DIRECTIONS:
Transcribe the listing below word for word.

TASK DATA:

○ ○ ○ ○

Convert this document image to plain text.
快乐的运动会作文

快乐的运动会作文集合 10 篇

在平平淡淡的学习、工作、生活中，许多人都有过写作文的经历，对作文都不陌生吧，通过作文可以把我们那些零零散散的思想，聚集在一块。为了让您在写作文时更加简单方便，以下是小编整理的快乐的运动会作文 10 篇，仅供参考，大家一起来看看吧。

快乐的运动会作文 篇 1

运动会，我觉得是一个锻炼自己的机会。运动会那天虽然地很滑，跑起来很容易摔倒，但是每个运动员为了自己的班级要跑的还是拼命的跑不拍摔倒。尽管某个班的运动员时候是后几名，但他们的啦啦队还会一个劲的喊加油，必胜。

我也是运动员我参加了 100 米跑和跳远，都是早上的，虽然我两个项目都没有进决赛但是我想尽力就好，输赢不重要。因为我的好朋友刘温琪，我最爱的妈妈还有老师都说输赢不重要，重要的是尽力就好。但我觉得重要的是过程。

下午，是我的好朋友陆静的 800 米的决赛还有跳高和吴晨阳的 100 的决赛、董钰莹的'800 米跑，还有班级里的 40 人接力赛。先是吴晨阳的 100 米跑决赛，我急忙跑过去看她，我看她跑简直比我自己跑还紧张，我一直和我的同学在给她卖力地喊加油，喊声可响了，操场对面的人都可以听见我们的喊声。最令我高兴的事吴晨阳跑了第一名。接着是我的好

○ ○ ○ ○

SOLUTION TO THE PROBLEM:
Convert this document image to plain text.
快乐的运动会作文

快乐的运动会作文集合 10 篇

在平平淡淡的学习、工作、生活中，许多人都有过写作文的经历，对作文都不陌生吧，通过作文可以把我们那些零零散散的思想，聚集在一块。为了让您在写作文时更加简单方便，以下是小编整理的快乐的运动会作文 10 篇，仅供参考，大家一起来看看吧。

快乐的运动会作文 篇 1

运动会，我觉得是一个锻炼自己的机会。运动会那天虽然地很滑，跑起来很容易摔倒，但是每个运动员为了自己的班级要跑的还是拼命的跑不拍摔倒。尽管某个班的运动员时候是后几名，但他们的啦啦队还会一个劲的喊加油，必胜。

我也是运动员我参加了 100 米跑和跳远，都是早上的，虽然我两个项目都没有进决赛但是我想尽力就好，输赢不重要。因为我的好朋友刘温琪，我最爱的妈妈还有老师都说输赢不重要，重要的是尽力就好。但我觉得重要的是过程。

下午，是我的好朋友陆静的 800 米的决赛还有跳高和吴晨阳的 100 的决赛、董钰莹的'800 米跑，还有班级里的 40 人接力赛。先是吴晨阳的 100 米跑决赛，我急忙跑过去看她，我看她跑简直比我自己跑还紧张，我一直和我的同学在给她卖力地喊加油，喊声可响了，操场对面的人都可以听见我们的喊声。最令我高兴的事吴晨阳跑了第一名。接着是我的好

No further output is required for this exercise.